## Extracted data entries

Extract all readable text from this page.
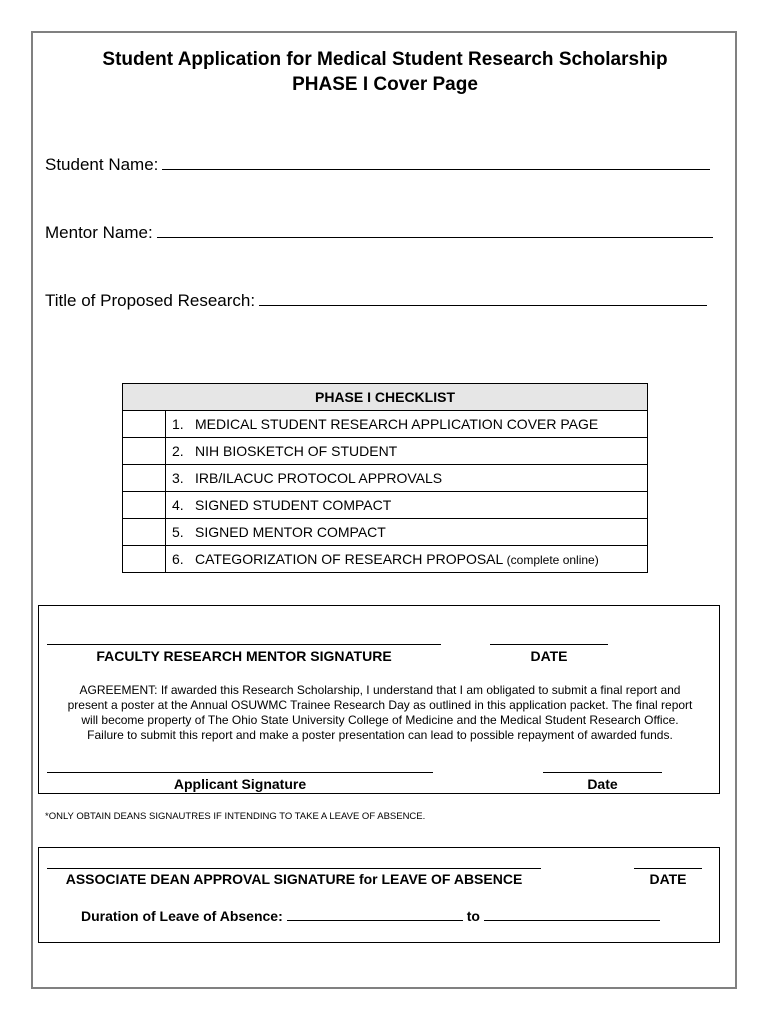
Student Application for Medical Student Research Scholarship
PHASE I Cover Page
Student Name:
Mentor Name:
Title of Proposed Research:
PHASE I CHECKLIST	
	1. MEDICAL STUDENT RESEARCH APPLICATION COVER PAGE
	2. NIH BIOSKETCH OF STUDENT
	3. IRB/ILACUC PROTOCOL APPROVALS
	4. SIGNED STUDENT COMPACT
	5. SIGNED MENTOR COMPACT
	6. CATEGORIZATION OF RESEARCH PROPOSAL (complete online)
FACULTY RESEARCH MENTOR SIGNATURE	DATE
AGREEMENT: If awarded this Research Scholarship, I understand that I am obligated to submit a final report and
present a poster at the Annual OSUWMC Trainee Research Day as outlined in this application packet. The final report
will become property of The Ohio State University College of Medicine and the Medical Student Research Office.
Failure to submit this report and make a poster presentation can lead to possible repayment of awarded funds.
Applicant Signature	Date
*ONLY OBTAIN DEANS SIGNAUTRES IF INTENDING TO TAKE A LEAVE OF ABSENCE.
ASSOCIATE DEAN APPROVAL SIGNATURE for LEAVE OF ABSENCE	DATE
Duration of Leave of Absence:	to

## CHALLENGE
Nothing but the pictures may be dropped; output the records above exactly.

## RESULT OF THIS TASK
Extract all readable text from this page.
Student Application for Medical Student Research Scholarship
PHASE I Cover Page
Student Name:
Mentor Name:
Title of Proposed Research:
PHASE I CHECKLIST	
	1. MEDICAL STUDENT RESEARCH APPLICATION COVER PAGE
	2. NIH BIOSKETCH OF STUDENT
	3. IRB/ILACUC PROTOCOL APPROVALS
	4. SIGNED STUDENT COMPACT
	5. SIGNED MENTOR COMPACT
	6. CATEGORIZATION OF RESEARCH PROPOSAL (complete online)
FACULTY RESEARCH MENTOR SIGNATURE	DATE
AGREEMENT: If awarded this Research Scholarship, I understand that I am obligated to submit a final report and
present a poster at the Annual OSUWMC Trainee Research Day as outlined in this application packet. The final report
will become property of The Ohio State University College of Medicine and the Medical Student Research Office.
Failure to submit this report and make a poster presentation can lead to possible repayment of awarded funds.
Applicant Signature	Date
*ONLY OBTAIN DEANS SIGNAUTRES IF INTENDING TO TAKE A LEAVE OF ABSENCE.
ASSOCIATE DEAN APPROVAL SIGNATURE for LEAVE OF ABSENCE	DATE
Duration of Leave of Absence:	to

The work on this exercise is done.